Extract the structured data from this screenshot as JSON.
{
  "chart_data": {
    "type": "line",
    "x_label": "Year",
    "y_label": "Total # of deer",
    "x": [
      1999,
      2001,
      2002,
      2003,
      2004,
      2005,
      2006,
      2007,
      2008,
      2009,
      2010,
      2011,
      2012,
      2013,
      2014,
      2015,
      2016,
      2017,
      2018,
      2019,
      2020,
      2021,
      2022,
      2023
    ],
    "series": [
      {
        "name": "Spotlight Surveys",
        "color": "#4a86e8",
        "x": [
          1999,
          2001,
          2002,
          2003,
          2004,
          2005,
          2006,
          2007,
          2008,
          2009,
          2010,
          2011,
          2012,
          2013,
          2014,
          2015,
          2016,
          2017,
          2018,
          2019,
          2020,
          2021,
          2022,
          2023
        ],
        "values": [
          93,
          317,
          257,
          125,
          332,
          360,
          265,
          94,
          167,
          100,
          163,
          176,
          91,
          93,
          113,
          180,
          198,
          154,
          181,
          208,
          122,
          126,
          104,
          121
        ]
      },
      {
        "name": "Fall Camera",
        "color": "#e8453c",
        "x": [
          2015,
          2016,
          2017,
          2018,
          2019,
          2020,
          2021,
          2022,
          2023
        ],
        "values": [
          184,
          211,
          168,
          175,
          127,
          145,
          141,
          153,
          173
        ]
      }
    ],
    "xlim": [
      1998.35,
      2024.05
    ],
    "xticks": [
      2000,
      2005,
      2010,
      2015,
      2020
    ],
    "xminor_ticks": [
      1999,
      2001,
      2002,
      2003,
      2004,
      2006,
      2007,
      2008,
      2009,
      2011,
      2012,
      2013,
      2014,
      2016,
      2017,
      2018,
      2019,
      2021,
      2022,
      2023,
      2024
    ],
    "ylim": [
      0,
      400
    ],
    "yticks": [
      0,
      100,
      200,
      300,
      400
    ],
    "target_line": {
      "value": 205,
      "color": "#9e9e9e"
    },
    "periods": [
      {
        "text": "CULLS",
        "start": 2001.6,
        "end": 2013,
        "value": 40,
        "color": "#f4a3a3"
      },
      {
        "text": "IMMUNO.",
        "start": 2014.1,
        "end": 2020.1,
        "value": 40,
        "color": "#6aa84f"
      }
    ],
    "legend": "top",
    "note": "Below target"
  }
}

· · ·

| Short problem |
Select, from the listing, all lines that include the word "name".

| Answer below |
        "name": "Spotlight Surveys",
        "name": "Fall Camera",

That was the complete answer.